→ **Your goal**
Sift the material for lines containing "liangzhili", and return them.

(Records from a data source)

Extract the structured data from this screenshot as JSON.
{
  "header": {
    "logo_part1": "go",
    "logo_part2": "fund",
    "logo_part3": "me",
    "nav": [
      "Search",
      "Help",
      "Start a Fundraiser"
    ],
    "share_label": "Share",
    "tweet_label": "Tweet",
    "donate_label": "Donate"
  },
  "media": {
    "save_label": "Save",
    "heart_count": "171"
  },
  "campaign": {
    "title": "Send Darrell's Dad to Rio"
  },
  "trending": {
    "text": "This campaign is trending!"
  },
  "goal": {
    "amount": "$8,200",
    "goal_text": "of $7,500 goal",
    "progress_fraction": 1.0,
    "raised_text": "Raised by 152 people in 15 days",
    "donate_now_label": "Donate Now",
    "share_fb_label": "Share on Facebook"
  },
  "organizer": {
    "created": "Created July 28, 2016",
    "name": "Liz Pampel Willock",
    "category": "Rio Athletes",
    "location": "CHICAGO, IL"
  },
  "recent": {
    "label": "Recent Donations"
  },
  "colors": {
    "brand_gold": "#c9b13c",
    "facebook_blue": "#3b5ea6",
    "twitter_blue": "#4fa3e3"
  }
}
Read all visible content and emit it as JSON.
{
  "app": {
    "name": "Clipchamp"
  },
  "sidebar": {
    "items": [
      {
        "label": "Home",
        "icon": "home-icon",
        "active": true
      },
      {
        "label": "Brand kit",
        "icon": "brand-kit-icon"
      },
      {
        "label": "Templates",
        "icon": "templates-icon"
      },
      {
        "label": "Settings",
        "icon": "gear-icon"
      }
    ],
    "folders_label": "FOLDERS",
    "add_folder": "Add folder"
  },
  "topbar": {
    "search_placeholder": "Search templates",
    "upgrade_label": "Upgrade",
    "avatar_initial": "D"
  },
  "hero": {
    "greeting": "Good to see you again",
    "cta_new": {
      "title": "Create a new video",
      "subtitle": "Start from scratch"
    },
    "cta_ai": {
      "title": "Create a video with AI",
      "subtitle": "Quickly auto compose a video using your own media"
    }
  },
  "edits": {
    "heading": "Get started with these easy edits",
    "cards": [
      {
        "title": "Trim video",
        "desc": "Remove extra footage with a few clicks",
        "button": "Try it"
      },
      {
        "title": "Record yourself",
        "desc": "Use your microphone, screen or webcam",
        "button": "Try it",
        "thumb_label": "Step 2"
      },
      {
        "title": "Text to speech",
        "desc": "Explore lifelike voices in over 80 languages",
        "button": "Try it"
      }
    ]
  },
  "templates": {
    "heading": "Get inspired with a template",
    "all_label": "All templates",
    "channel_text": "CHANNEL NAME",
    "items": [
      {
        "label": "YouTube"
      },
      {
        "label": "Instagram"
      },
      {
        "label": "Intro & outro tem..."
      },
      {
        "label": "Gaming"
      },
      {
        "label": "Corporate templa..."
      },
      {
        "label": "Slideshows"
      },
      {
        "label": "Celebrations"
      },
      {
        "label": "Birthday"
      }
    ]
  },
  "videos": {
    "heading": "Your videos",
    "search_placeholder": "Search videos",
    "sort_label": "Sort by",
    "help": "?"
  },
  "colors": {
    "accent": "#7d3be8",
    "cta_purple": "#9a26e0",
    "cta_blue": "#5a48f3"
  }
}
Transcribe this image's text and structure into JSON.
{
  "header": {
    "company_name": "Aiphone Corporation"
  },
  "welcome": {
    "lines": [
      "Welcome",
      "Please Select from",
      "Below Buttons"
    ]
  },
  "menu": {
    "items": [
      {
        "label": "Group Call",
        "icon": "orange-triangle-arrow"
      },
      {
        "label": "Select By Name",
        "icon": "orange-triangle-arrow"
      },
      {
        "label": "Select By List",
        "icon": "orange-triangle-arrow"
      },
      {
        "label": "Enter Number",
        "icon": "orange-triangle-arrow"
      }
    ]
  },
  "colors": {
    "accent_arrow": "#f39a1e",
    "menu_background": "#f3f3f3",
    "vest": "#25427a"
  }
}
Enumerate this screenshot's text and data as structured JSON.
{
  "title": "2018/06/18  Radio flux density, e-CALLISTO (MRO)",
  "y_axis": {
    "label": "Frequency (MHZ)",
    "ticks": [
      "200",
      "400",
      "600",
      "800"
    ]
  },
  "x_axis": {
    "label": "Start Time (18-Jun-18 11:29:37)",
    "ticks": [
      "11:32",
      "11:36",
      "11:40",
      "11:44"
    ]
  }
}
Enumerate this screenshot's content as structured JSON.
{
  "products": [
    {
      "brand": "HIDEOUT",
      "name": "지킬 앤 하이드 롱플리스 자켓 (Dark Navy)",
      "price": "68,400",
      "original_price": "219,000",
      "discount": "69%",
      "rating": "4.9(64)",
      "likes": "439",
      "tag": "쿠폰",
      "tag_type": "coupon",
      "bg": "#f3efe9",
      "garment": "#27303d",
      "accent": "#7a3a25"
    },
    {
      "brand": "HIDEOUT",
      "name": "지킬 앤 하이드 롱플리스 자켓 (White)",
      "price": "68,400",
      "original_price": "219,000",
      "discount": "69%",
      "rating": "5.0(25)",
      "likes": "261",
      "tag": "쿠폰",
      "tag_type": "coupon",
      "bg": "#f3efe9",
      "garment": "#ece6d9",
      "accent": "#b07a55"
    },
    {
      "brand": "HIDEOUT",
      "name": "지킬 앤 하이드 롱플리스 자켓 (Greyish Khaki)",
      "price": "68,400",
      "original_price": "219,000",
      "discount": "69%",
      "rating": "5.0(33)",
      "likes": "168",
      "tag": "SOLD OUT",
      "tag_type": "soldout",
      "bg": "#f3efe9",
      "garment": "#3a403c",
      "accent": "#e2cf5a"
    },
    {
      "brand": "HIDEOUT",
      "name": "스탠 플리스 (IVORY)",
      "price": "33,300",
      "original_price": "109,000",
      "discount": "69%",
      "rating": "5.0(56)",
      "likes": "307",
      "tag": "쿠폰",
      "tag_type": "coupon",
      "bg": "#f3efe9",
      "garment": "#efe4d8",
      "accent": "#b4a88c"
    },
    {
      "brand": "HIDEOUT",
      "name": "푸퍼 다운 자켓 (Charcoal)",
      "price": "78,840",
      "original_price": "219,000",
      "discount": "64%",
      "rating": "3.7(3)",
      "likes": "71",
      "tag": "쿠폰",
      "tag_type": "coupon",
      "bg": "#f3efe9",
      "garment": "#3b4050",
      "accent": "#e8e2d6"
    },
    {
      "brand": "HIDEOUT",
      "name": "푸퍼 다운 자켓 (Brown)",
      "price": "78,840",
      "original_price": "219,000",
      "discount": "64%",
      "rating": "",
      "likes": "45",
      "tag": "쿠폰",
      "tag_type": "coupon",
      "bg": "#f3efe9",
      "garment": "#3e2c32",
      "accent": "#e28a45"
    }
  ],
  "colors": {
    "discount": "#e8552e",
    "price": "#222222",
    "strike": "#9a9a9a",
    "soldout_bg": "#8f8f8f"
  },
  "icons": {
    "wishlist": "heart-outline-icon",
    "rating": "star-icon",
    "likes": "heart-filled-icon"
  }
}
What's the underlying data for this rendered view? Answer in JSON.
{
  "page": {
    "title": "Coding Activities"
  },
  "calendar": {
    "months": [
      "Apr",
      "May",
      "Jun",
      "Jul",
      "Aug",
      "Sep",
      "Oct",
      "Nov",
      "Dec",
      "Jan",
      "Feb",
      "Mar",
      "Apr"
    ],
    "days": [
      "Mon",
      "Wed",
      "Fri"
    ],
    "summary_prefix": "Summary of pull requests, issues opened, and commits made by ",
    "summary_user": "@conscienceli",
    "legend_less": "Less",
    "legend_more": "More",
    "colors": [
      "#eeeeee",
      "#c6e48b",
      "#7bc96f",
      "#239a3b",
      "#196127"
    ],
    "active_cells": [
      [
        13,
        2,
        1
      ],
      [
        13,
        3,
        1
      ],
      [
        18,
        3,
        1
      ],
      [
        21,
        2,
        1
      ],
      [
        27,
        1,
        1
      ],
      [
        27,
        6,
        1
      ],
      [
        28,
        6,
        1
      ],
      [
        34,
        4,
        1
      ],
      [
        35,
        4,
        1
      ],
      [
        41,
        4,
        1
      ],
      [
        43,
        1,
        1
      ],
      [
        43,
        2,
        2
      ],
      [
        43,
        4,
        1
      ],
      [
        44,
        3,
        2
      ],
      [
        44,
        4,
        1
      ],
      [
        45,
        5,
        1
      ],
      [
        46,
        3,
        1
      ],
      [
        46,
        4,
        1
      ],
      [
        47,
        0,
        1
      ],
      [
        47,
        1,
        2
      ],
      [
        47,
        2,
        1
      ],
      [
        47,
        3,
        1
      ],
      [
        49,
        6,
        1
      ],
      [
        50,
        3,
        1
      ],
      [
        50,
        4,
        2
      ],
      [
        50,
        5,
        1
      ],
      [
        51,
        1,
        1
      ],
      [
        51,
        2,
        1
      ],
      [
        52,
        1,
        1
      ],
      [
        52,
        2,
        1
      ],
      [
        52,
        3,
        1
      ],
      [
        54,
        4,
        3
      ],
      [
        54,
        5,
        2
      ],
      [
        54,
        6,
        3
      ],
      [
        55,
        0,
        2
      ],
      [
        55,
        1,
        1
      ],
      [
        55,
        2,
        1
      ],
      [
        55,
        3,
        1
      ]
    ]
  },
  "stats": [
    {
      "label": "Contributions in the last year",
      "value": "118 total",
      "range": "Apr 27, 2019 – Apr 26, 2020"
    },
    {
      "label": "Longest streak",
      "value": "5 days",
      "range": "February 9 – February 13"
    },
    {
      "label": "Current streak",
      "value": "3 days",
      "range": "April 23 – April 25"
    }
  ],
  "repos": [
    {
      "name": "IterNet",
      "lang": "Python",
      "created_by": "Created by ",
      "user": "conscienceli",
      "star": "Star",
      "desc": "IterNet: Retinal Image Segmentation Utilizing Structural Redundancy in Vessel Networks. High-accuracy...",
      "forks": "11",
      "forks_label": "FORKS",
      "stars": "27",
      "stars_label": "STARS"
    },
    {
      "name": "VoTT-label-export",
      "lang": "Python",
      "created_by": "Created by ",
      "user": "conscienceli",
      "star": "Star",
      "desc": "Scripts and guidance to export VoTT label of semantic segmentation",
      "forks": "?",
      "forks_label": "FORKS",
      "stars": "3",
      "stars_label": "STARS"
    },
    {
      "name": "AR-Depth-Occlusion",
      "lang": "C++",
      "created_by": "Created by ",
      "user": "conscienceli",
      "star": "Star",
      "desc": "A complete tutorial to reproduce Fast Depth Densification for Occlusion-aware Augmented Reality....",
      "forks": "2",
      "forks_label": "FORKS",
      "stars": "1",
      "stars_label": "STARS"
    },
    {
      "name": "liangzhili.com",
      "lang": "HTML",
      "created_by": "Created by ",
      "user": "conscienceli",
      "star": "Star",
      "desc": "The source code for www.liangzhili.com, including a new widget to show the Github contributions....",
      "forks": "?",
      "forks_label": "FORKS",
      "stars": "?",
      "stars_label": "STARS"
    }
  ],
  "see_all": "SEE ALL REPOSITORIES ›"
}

→ **Solution for this task**
      "name": "liangzhili.com",
      "desc": "The source code for www.liangzhili.com, including a new widget to show the Github contributions....",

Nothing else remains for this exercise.